-- START --
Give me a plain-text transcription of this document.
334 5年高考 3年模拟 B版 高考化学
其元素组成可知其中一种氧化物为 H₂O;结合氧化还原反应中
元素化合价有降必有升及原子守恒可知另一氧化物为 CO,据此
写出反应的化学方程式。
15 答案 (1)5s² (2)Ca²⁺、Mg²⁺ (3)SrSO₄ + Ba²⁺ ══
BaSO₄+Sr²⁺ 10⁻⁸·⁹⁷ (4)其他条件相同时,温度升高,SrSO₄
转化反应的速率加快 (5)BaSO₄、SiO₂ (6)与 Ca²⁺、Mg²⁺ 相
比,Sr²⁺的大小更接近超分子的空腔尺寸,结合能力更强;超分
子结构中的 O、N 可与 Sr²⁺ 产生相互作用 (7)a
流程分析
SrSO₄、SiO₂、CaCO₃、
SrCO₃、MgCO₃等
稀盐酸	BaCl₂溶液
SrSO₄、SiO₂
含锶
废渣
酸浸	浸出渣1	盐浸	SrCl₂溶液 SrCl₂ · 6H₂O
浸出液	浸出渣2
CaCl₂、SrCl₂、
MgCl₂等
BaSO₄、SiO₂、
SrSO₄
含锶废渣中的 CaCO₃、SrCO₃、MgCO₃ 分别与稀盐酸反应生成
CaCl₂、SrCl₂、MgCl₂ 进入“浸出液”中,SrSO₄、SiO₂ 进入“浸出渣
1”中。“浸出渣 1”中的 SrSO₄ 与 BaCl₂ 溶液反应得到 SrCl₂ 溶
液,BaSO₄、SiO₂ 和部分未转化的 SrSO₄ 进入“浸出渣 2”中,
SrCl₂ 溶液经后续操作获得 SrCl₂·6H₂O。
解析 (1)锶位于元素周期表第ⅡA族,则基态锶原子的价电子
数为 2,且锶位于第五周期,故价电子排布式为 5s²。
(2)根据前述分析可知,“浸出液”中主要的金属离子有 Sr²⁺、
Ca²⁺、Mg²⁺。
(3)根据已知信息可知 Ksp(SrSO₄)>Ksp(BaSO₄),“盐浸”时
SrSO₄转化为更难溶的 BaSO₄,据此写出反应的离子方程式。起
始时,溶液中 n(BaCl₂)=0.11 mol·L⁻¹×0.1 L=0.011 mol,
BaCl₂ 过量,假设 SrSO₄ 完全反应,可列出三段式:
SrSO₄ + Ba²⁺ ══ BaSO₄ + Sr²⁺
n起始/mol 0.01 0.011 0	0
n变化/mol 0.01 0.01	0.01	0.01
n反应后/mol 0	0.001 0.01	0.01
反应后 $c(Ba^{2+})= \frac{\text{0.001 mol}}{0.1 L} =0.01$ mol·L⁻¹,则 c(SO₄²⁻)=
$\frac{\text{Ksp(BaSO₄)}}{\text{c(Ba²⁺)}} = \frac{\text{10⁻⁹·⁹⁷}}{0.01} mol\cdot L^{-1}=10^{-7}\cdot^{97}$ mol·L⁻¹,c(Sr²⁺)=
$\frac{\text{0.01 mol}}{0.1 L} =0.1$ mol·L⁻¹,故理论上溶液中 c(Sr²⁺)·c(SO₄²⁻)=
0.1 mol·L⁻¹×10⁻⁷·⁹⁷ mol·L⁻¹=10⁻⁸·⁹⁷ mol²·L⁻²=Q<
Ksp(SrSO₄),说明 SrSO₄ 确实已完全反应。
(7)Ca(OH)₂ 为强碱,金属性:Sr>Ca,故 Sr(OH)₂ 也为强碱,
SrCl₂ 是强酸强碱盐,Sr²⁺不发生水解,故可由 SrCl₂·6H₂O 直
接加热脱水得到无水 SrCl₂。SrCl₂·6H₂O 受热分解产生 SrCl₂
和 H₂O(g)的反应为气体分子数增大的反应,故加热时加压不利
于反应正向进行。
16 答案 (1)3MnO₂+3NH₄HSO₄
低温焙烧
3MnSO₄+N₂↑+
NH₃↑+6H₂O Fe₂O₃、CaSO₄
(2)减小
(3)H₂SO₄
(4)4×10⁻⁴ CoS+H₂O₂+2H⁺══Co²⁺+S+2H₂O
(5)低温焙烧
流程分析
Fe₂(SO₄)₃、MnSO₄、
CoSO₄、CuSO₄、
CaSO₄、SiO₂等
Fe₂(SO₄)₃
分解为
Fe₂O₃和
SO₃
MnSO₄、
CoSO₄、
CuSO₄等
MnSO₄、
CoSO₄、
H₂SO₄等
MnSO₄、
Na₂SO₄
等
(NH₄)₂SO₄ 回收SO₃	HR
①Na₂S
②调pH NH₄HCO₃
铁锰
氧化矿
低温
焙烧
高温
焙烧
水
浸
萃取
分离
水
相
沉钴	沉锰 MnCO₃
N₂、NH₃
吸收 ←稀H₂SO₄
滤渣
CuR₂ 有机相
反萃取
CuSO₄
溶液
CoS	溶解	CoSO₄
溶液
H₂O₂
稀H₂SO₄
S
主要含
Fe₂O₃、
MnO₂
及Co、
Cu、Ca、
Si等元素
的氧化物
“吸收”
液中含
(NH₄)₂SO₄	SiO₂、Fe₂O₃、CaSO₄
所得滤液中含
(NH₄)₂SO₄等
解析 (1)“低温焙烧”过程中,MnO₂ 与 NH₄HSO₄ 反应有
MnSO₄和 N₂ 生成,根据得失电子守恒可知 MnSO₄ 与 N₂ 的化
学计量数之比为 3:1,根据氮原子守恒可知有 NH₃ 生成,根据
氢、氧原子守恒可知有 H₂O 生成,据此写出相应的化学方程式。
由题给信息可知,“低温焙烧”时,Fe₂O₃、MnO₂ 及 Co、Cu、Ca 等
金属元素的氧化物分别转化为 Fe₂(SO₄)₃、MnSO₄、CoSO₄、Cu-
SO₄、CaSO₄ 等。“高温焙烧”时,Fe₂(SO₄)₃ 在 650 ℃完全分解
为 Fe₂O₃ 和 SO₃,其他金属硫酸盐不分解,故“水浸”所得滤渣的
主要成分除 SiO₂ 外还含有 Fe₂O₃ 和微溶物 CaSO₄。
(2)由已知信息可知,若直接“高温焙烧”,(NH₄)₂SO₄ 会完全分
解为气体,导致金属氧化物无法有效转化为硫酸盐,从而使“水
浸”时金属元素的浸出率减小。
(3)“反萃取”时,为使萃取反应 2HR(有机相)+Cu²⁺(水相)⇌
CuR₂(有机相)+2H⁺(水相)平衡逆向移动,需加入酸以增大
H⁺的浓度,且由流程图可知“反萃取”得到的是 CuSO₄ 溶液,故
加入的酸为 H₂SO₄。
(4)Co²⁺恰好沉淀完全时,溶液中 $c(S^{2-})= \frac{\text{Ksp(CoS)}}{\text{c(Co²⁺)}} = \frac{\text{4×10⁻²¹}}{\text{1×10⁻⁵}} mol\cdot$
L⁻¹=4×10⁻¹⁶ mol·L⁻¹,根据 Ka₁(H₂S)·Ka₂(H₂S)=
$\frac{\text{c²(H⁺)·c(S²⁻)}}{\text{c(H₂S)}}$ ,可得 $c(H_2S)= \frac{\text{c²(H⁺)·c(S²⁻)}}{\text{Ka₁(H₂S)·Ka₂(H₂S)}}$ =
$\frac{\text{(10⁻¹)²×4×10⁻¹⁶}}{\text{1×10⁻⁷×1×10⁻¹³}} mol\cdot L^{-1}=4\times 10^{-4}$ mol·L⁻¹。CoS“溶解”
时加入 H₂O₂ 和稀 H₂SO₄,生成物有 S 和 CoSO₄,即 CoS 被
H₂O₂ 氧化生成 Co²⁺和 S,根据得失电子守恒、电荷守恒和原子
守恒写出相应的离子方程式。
-- END --
-- What to do --
Set down every record above exactly as given.

-- Final result --
Give me a plain-text transcription of this document.
334 5年高考 3年模拟 B版 高考化学
其元素组成可知其中一种氧化物为 H₂O;结合氧化还原反应中
元素化合价有降必有升及原子守恒可知另一氧化物为 CO,据此
写出反应的化学方程式。
15 答案 (1)5s² (2)Ca²⁺、Mg²⁺ (3)SrSO₄ + Ba²⁺ ══
BaSO₄+Sr²⁺ 10⁻⁸·⁹⁷ (4)其他条件相同时,温度升高,SrSO₄
转化反应的速率加快 (5)BaSO₄、SiO₂ (6)与 Ca²⁺、Mg²⁺ 相
比,Sr²⁺的大小更接近超分子的空腔尺寸,结合能力更强;超分
子结构中的 O、N 可与 Sr²⁺ 产生相互作用 (7)a
流程分析
SrSO₄、SiO₂、CaCO₃、
SrCO₃、MgCO₃等
稀盐酸	BaCl₂溶液
SrSO₄、SiO₂
含锶
废渣
酸浸	浸出渣1	盐浸	SrCl₂溶液 SrCl₂ · 6H₂O
浸出液	浸出渣2
CaCl₂、SrCl₂、
MgCl₂等
BaSO₄、SiO₂、
SrSO₄
含锶废渣中的 CaCO₃、SrCO₃、MgCO₃ 分别与稀盐酸反应生成
CaCl₂、SrCl₂、MgCl₂ 进入“浸出液”中,SrSO₄、SiO₂ 进入“浸出渣
1”中。“浸出渣 1”中的 SrSO₄ 与 BaCl₂ 溶液反应得到 SrCl₂ 溶
液,BaSO₄、SiO₂ 和部分未转化的 SrSO₄ 进入“浸出渣 2”中,
SrCl₂ 溶液经后续操作获得 SrCl₂·6H₂O。
解析 (1)锶位于元素周期表第ⅡA族,则基态锶原子的价电子
数为 2,且锶位于第五周期,故价电子排布式为 5s²。
(2)根据前述分析可知,“浸出液”中主要的金属离子有 Sr²⁺、
Ca²⁺、Mg²⁺。
(3)根据已知信息可知 Ksp(SrSO₄)>Ksp(BaSO₄),“盐浸”时
SrSO₄转化为更难溶的 BaSO₄,据此写出反应的离子方程式。起
始时,溶液中 n(BaCl₂)=0.11 mol·L⁻¹×0.1 L=0.011 mol,
BaCl₂ 过量,假设 SrSO₄ 完全反应,可列出三段式:
SrSO₄ + Ba²⁺ ══ BaSO₄ + Sr²⁺
n起始/mol 0.01 0.011 0	0
n变化/mol 0.01 0.01	0.01	0.01
n反应后/mol 0	0.001 0.01	0.01
反应后 $c(Ba^{2+})= \frac{\text{0.001 mol}}{0.1 L} =0.01$ mol·L⁻¹,则 c(SO₄²⁻)=
$\frac{\text{Ksp(BaSO₄)}}{\text{c(Ba²⁺)}} = \frac{\text{10⁻⁹·⁹⁷}}{0.01} mol\cdot L^{-1}=10^{-7}\cdot^{97}$ mol·L⁻¹,c(Sr²⁺)=
$\frac{\text{0.01 mol}}{0.1 L} =0.1$ mol·L⁻¹,故理论上溶液中 c(Sr²⁺)·c(SO₄²⁻)=
0.1 mol·L⁻¹×10⁻⁷·⁹⁷ mol·L⁻¹=10⁻⁸·⁹⁷ mol²·L⁻²=Q<
Ksp(SrSO₄),说明 SrSO₄ 确实已完全反应。
(7)Ca(OH)₂ 为强碱,金属性:Sr>Ca,故 Sr(OH)₂ 也为强碱,
SrCl₂ 是强酸强碱盐,Sr²⁺不发生水解,故可由 SrCl₂·6H₂O 直
接加热脱水得到无水 SrCl₂。SrCl₂·6H₂O 受热分解产生 SrCl₂
和 H₂O(g)的反应为气体分子数增大的反应,故加热时加压不利
于反应正向进行。
16 答案 (1)3MnO₂+3NH₄HSO₄
低温焙烧
3MnSO₄+N₂↑+
NH₃↑+6H₂O Fe₂O₃、CaSO₄
(2)减小
(3)H₂SO₄
(4)4×10⁻⁴ CoS+H₂O₂+2H⁺══Co²⁺+S+2H₂O
(5)低温焙烧
流程分析
Fe₂(SO₄)₃、MnSO₄、
CoSO₄、CuSO₄、
CaSO₄、SiO₂等
Fe₂(SO₄)₃
分解为
Fe₂O₃和
SO₃
MnSO₄、
CoSO₄、
CuSO₄等
MnSO₄、
CoSO₄、
H₂SO₄等
MnSO₄、
Na₂SO₄
等
(NH₄)₂SO₄ 回收SO₃	HR
①Na₂S
②调pH NH₄HCO₃
铁锰
氧化矿
低温
焙烧
高温
焙烧
水
浸
萃取
分离
水
相
沉钴	沉锰 MnCO₃
N₂、NH₃
吸收 ←稀H₂SO₄
滤渣
CuR₂ 有机相
反萃取
CuSO₄
溶液
CoS	溶解	CoSO₄
溶液
H₂O₂
稀H₂SO₄
S
主要含
Fe₂O₃、
MnO₂
及Co、
Cu、Ca、
Si等元素
的氧化物
“吸收”
液中含
(NH₄)₂SO₄	SiO₂、Fe₂O₃、CaSO₄
所得滤液中含
(NH₄)₂SO₄等
解析 (1)“低温焙烧”过程中,MnO₂ 与 NH₄HSO₄ 反应有
MnSO₄和 N₂ 生成,根据得失电子守恒可知 MnSO₄ 与 N₂ 的化
学计量数之比为 3:1,根据氮原子守恒可知有 NH₃ 生成,根据
氢、氧原子守恒可知有 H₂O 生成,据此写出相应的化学方程式。
由题给信息可知,“低温焙烧”时,Fe₂O₃、MnO₂ 及 Co、Cu、Ca 等
金属元素的氧化物分别转化为 Fe₂(SO₄)₃、MnSO₄、CoSO₄、Cu-
SO₄、CaSO₄ 等。“高温焙烧”时,Fe₂(SO₄)₃ 在 650 ℃完全分解
为 Fe₂O₃ 和 SO₃,其他金属硫酸盐不分解,故“水浸”所得滤渣的
主要成分除 SiO₂ 外还含有 Fe₂O₃ 和微溶物 CaSO₄。
(2)由已知信息可知,若直接“高温焙烧”,(NH₄)₂SO₄ 会完全分
解为气体,导致金属氧化物无法有效转化为硫酸盐,从而使“水
浸”时金属元素的浸出率减小。
(3)“反萃取”时,为使萃取反应 2HR(有机相)+Cu²⁺(水相)⇌
CuR₂(有机相)+2H⁺(水相)平衡逆向移动,需加入酸以增大
H⁺的浓度,且由流程图可知“反萃取”得到的是 CuSO₄ 溶液,故
加入的酸为 H₂SO₄。
(4)Co²⁺恰好沉淀完全时,溶液中 $c(S^{2-})= \frac{\text{Ksp(CoS)}}{\text{c(Co²⁺)}} = \frac{\text{4×10⁻²¹}}{\text{1×10⁻⁵}} mol\cdot$
L⁻¹=4×10⁻¹⁶ mol·L⁻¹,根据 Ka₁(H₂S)·Ka₂(H₂S)=
$\frac{\text{c²(H⁺)·c(S²⁻)}}{\text{c(H₂S)}}$ ,可得 $c(H_2S)= \frac{\text{c²(H⁺)·c(S²⁻)}}{\text{Ka₁(H₂S)·Ka₂(H₂S)}}$ =
$\frac{\text{(10⁻¹)²×4×10⁻¹⁶}}{\text{1×10⁻⁷×1×10⁻¹³}} mol\cdot L^{-1}=4\times 10^{-4}$ mol·L⁻¹。CoS“溶解”
时加入 H₂O₂ 和稀 H₂SO₄,生成物有 S 和 CoSO₄,即 CoS 被
H₂O₂ 氧化生成 Co²⁺和 S,根据得失电子守恒、电荷守恒和原子
守恒写出相应的离子方程式。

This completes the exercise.